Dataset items
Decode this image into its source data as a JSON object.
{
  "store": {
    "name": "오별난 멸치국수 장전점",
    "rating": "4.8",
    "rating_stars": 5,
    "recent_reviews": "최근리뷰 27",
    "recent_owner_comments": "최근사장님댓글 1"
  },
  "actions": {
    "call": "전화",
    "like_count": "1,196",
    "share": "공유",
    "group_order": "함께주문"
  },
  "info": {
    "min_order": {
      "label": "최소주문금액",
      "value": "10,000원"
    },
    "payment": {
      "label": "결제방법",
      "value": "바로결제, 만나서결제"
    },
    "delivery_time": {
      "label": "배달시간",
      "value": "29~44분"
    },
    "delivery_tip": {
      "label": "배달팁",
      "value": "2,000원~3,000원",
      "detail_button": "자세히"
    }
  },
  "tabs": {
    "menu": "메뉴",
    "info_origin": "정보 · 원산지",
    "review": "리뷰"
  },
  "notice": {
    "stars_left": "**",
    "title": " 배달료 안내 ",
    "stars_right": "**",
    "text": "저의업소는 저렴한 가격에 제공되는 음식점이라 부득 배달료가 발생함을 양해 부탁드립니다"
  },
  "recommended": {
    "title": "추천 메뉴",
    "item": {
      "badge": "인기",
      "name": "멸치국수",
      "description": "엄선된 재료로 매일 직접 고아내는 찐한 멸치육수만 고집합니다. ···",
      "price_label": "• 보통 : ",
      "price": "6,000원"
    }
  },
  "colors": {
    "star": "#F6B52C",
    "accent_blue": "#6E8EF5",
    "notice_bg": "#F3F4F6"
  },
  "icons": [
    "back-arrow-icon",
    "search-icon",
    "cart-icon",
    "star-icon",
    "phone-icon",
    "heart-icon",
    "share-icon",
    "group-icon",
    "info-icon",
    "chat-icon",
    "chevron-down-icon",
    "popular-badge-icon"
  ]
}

## PROBLEM:
Above are the records; retype them all without a single difference.

## ANSWER:
Decode this image into its source data as a JSON object.
{
  "store": {
    "name": "오별난 멸치국수 장전점",
    "rating": "4.8",
    "rating_stars": 5,
    "recent_reviews": "최근리뷰 27",
    "recent_owner_comments": "최근사장님댓글 1"
  },
  "actions": {
    "call": "전화",
    "like_count": "1,196",
    "share": "공유",
    "group_order": "함께주문"
  },
  "info": {
    "min_order": {
      "label": "최소주문금액",
      "value": "10,000원"
    },
    "payment": {
      "label": "결제방법",
      "value": "바로결제, 만나서결제"
    },
    "delivery_time": {
      "label": "배달시간",
      "value": "29~44분"
    },
    "delivery_tip": {
      "label": "배달팁",
      "value": "2,000원~3,000원",
      "detail_button": "자세히"
    }
  },
  "tabs": {
    "menu": "메뉴",
    "info_origin": "정보 · 원산지",
    "review": "리뷰"
  },
  "notice": {
    "stars_left": "**",
    "title": " 배달료 안내 ",
    "stars_right": "**",
    "text": "저의업소는 저렴한 가격에 제공되는 음식점이라 부득 배달료가 발생함을 양해 부탁드립니다"
  },
  "recommended": {
    "title": "추천 메뉴",
    "item": {
      "badge": "인기",
      "name": "멸치국수",
      "description": "엄선된 재료로 매일 직접 고아내는 찐한 멸치육수만 고집합니다. ···",
      "price_label": "• 보통 : ",
      "price": "6,000원"
    }
  },
  "colors": {
    "star": "#F6B52C",
    "accent_blue": "#6E8EF5",
    "notice_bg": "#F3F4F6"
  },
  "icons": [
    "back-arrow-icon",
    "search-icon",
    "cart-icon",
    "star-icon",
    "phone-icon",
    "heart-icon",
    "share-icon",
    "group-icon",
    "info-icon",
    "chat-icon",
    "chevron-down-icon",
    "popular-badge-icon"
  ]
}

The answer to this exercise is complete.